Repeat the data verbatim.

(Extracted records)
------------------------------------------------------------

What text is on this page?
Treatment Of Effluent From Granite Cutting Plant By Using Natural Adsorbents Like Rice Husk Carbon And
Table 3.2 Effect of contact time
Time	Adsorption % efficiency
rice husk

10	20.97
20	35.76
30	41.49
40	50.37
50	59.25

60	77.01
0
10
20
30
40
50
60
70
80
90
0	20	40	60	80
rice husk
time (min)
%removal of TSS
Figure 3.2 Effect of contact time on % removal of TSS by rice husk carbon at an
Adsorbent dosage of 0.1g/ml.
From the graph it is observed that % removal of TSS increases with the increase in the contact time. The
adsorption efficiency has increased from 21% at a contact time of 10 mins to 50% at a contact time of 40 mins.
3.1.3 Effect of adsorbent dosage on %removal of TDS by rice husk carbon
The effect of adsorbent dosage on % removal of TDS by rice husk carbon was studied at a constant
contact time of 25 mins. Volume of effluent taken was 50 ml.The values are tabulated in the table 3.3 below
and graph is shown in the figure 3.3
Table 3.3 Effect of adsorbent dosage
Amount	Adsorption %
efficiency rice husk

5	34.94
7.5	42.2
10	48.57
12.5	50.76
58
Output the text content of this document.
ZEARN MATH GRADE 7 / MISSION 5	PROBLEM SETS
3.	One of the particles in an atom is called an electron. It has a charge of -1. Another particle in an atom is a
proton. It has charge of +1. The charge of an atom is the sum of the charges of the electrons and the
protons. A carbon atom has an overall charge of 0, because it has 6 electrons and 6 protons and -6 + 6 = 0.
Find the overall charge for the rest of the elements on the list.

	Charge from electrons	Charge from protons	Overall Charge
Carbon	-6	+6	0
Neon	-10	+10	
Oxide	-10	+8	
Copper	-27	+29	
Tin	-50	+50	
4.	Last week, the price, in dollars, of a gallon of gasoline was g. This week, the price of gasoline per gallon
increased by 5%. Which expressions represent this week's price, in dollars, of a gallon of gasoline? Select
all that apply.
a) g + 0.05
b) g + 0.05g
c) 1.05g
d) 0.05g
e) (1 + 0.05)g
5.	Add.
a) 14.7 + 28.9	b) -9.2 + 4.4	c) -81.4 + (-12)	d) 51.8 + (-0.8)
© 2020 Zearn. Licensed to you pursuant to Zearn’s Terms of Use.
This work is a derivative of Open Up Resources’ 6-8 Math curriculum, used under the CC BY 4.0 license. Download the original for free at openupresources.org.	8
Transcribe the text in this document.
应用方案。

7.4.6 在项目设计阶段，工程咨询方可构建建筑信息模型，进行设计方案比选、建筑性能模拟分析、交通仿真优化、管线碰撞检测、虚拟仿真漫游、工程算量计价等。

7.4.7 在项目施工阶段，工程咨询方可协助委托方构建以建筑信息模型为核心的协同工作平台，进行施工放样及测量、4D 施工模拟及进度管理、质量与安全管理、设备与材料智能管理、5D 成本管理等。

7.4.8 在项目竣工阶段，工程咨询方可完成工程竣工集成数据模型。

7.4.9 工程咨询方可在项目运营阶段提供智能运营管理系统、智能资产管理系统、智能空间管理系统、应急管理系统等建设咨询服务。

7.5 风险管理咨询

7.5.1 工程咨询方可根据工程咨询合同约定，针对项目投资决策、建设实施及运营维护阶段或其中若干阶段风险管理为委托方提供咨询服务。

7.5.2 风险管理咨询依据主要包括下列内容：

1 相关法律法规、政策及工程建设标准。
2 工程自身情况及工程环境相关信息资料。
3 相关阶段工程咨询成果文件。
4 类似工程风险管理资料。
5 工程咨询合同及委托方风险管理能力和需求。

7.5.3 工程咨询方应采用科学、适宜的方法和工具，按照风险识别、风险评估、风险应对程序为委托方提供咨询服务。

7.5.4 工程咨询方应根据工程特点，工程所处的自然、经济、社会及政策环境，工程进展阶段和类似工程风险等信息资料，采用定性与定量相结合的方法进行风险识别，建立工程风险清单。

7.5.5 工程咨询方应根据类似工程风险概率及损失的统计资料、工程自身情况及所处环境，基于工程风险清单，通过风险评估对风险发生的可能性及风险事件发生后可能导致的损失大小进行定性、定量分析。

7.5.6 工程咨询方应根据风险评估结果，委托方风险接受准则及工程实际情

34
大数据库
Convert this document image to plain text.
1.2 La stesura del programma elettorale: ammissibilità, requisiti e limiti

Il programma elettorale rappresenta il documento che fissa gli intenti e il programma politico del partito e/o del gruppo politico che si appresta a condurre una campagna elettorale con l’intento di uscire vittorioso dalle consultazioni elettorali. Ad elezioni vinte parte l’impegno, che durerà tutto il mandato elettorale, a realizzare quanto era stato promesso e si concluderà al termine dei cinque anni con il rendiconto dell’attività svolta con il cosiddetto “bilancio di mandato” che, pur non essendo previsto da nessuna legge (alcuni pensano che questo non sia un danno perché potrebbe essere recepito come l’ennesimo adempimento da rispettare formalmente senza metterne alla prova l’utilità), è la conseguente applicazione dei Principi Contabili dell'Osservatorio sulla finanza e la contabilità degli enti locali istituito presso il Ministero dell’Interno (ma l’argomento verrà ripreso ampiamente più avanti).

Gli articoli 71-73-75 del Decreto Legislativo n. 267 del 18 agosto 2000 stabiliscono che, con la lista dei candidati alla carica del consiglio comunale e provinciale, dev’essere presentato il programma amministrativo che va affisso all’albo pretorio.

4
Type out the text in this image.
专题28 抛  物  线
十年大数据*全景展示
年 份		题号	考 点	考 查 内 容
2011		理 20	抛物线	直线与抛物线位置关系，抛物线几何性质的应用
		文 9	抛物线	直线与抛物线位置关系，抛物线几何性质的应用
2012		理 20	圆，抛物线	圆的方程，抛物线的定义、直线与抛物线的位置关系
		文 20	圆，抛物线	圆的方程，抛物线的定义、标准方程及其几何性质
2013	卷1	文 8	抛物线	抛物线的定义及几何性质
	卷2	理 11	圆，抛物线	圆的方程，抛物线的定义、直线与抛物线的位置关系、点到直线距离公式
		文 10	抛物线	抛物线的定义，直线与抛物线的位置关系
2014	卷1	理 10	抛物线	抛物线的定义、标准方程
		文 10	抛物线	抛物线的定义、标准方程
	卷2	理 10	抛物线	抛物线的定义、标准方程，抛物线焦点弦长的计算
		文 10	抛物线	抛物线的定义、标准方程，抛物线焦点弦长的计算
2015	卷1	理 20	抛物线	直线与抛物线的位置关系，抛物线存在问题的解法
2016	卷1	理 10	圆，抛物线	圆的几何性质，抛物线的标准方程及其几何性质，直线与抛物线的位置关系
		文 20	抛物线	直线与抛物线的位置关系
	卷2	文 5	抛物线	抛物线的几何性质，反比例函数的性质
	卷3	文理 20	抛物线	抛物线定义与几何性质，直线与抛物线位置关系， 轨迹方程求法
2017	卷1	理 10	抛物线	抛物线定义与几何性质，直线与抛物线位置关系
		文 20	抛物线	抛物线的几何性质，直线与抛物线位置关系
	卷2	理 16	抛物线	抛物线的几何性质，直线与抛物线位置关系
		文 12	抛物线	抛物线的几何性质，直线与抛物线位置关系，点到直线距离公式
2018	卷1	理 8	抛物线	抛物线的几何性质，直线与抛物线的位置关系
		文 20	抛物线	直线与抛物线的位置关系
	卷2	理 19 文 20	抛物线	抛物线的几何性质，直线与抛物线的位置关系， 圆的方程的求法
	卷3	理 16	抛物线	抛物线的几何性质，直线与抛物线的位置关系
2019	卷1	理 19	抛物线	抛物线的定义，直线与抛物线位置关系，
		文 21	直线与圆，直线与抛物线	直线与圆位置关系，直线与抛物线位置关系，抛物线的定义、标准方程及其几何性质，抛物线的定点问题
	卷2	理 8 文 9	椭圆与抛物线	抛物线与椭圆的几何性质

------------------------------------------------------------

Completed task -
What text is on this page?
Treatment Of Effluent From Granite Cutting Plant By Using Natural Adsorbents Like Rice Husk Carbon And
Table 3.2 Effect of contact time
Time	Adsorption % efficiency
rice husk

10	20.97
20	35.76
30	41.49
40	50.37
50	59.25

60	77.01
0
10
20
30
40
50
60
70
80
90
0	20	40	60	80
rice husk
time (min)
%removal of TSS
Figure 3.2 Effect of contact time on % removal of TSS by rice husk carbon at an
Adsorbent dosage of 0.1g/ml.
From the graph it is observed that % removal of TSS increases with the increase in the contact time. The
adsorption efficiency has increased from 21% at a contact time of 10 mins to 50% at a contact time of 40 mins.
3.1.3 Effect of adsorbent dosage on %removal of TDS by rice husk carbon
The effect of adsorbent dosage on % removal of TDS by rice husk carbon was studied at a constant
contact time of 25 mins. Volume of effluent taken was 50 ml.The values are tabulated in the table 3.3 below
and graph is shown in the figure 3.3
Table 3.3 Effect of adsorbent dosage
Amount	Adsorption %
efficiency rice husk

5	34.94
7.5	42.2
10	48.57
12.5	50.76
58
Output the text content of this document.
ZEARN MATH GRADE 7 / MISSION 5	PROBLEM SETS
3.	One of the particles in an atom is called an electron. It has a charge of -1. Another particle in an atom is a
proton. It has charge of +1. The charge of an atom is the sum of the charges of the electrons and the
protons. A carbon atom has an overall charge of 0, because it has 6 electrons and 6 protons and -6 + 6 = 0.
Find the overall charge for the rest of the elements on the list.

	Charge from electrons	Charge from protons	Overall Charge
Carbon	-6	+6	0
Neon	-10	+10	
Oxide	-10	+8	
Copper	-27	+29	
Tin	-50	+50	
4.	Last week, the price, in dollars, of a gallon of gasoline was g. This week, the price of gasoline per gallon
increased by 5%. Which expressions represent this week's price, in dollars, of a gallon of gasoline? Select
all that apply.
a) g + 0.05
b) g + 0.05g
c) 1.05g
d) 0.05g
e) (1 + 0.05)g
5.	Add.
a) 14.7 + 28.9	b) -9.2 + 4.4	c) -81.4 + (-12)	d) 51.8 + (-0.8)
© 2020 Zearn. Licensed to you pursuant to Zearn’s Terms of Use.
This work is a derivative of Open Up Resources’ 6-8 Math curriculum, used under the CC BY 4.0 license. Download the original for free at openupresources.org.	8
Transcribe the text in this document.
应用方案。

7.4.6 在项目设计阶段，工程咨询方可构建建筑信息模型，进行设计方案比选、建筑性能模拟分析、交通仿真优化、管线碰撞检测、虚拟仿真漫游、工程算量计价等。

7.4.7 在项目施工阶段，工程咨询方可协助委托方构建以建筑信息模型为核心的协同工作平台，进行施工放样及测量、4D 施工模拟及进度管理、质量与安全管理、设备与材料智能管理、5D 成本管理等。

7.4.8 在项目竣工阶段，工程咨询方可完成工程竣工集成数据模型。

7.4.9 工程咨询方可在项目运营阶段提供智能运营管理系统、智能资产管理系统、智能空间管理系统、应急管理系统等建设咨询服务。

7.5 风险管理咨询

7.5.1 工程咨询方可根据工程咨询合同约定，针对项目投资决策、建设实施及运营维护阶段或其中若干阶段风险管理为委托方提供咨询服务。

7.5.2 风险管理咨询依据主要包括下列内容：

1 相关法律法规、政策及工程建设标准。
2 工程自身情况及工程环境相关信息资料。
3 相关阶段工程咨询成果文件。
4 类似工程风险管理资料。
5 工程咨询合同及委托方风险管理能力和需求。

7.5.3 工程咨询方应采用科学、适宜的方法和工具，按照风险识别、风险评估、风险应对程序为委托方提供咨询服务。

7.5.4 工程咨询方应根据工程特点，工程所处的自然、经济、社会及政策环境，工程进展阶段和类似工程风险等信息资料，采用定性与定量相结合的方法进行风险识别，建立工程风险清单。

7.5.5 工程咨询方应根据类似工程风险概率及损失的统计资料、工程自身情况及所处环境，基于工程风险清单，通过风险评估对风险发生的可能性及风险事件发生后可能导致的损失大小进行定性、定量分析。

7.5.6 工程咨询方应根据风险评估结果，委托方风险接受准则及工程实际情

34
大数据库
Convert this document image to plain text.
1.2 La stesura del programma elettorale: ammissibilità, requisiti e limiti

Il programma elettorale rappresenta il documento che fissa gli intenti e il programma politico del partito e/o del gruppo politico che si appresta a condurre una campagna elettorale con l’intento di uscire vittorioso dalle consultazioni elettorali. Ad elezioni vinte parte l’impegno, che durerà tutto il mandato elettorale, a realizzare quanto era stato promesso e si concluderà al termine dei cinque anni con il rendiconto dell’attività svolta con il cosiddetto “bilancio di mandato” che, pur non essendo previsto da nessuna legge (alcuni pensano che questo non sia un danno perché potrebbe essere recepito come l’ennesimo adempimento da rispettare formalmente senza metterne alla prova l’utilità), è la conseguente applicazione dei Principi Contabili dell'Osservatorio sulla finanza e la contabilità degli enti locali istituito presso il Ministero dell’Interno (ma l’argomento verrà ripreso ampiamente più avanti).

Gli articoli 71-73-75 del Decreto Legislativo n. 267 del 18 agosto 2000 stabiliscono che, con la lista dei candidati alla carica del consiglio comunale e provinciale, dev’essere presentato il programma amministrativo che va affisso all’albo pretorio.

4
Type out the text in this image.
专题28 抛  物  线
十年大数据*全景展示
年 份		题号	考 点	考 查 内 容
2011		理 20	抛物线	直线与抛物线位置关系，抛物线几何性质的应用
		文 9	抛物线	直线与抛物线位置关系，抛物线几何性质的应用
2012		理 20	圆，抛物线	圆的方程，抛物线的定义、直线与抛物线的位置关系
		文 20	圆，抛物线	圆的方程，抛物线的定义、标准方程及其几何性质
2013	卷1	文 8	抛物线	抛物线的定义及几何性质
	卷2	理 11	圆，抛物线	圆的方程，抛物线的定义、直线与抛物线的位置关系、点到直线距离公式
		文 10	抛物线	抛物线的定义，直线与抛物线的位置关系
2014	卷1	理 10	抛物线	抛物线的定义、标准方程
		文 10	抛物线	抛物线的定义、标准方程
	卷2	理 10	抛物线	抛物线的定义、标准方程，抛物线焦点弦长的计算
		文 10	抛物线	抛物线的定义、标准方程，抛物线焦点弦长的计算
2015	卷1	理 20	抛物线	直线与抛物线的位置关系，抛物线存在问题的解法
2016	卷1	理 10	圆，抛物线	圆的几何性质，抛物线的标准方程及其几何性质，直线与抛物线的位置关系
		文 20	抛物线	直线与抛物线的位置关系
	卷2	文 5	抛物线	抛物线的几何性质，反比例函数的性质
	卷3	文理 20	抛物线	抛物线定义与几何性质，直线与抛物线位置关系， 轨迹方程求法
2017	卷1	理 10	抛物线	抛物线定义与几何性质，直线与抛物线位置关系
		文 20	抛物线	抛物线的几何性质，直线与抛物线位置关系
	卷2	理 16	抛物线	抛物线的几何性质，直线与抛物线位置关系
		文 12	抛物线	抛物线的几何性质，直线与抛物线位置关系，点到直线距离公式
2018	卷1	理 8	抛物线	抛物线的几何性质，直线与抛物线的位置关系
		文 20	抛物线	直线与抛物线的位置关系
	卷2	理 19 文 20	抛物线	抛物线的几何性质，直线与抛物线的位置关系， 圆的方程的求法
	卷3	理 16	抛物线	抛物线的几何性质，直线与抛物线的位置关系
2019	卷1	理 19	抛物线	抛物线的定义，直线与抛物线位置关系，
		文 21	直线与圆，直线与抛物线	直线与圆位置关系，直线与抛物线位置关系，抛物线的定义、标准方程及其几何性质，抛物线的定点问题
	卷2	理 8 文 9	椭圆与抛物线	抛物线与椭圆的几何性质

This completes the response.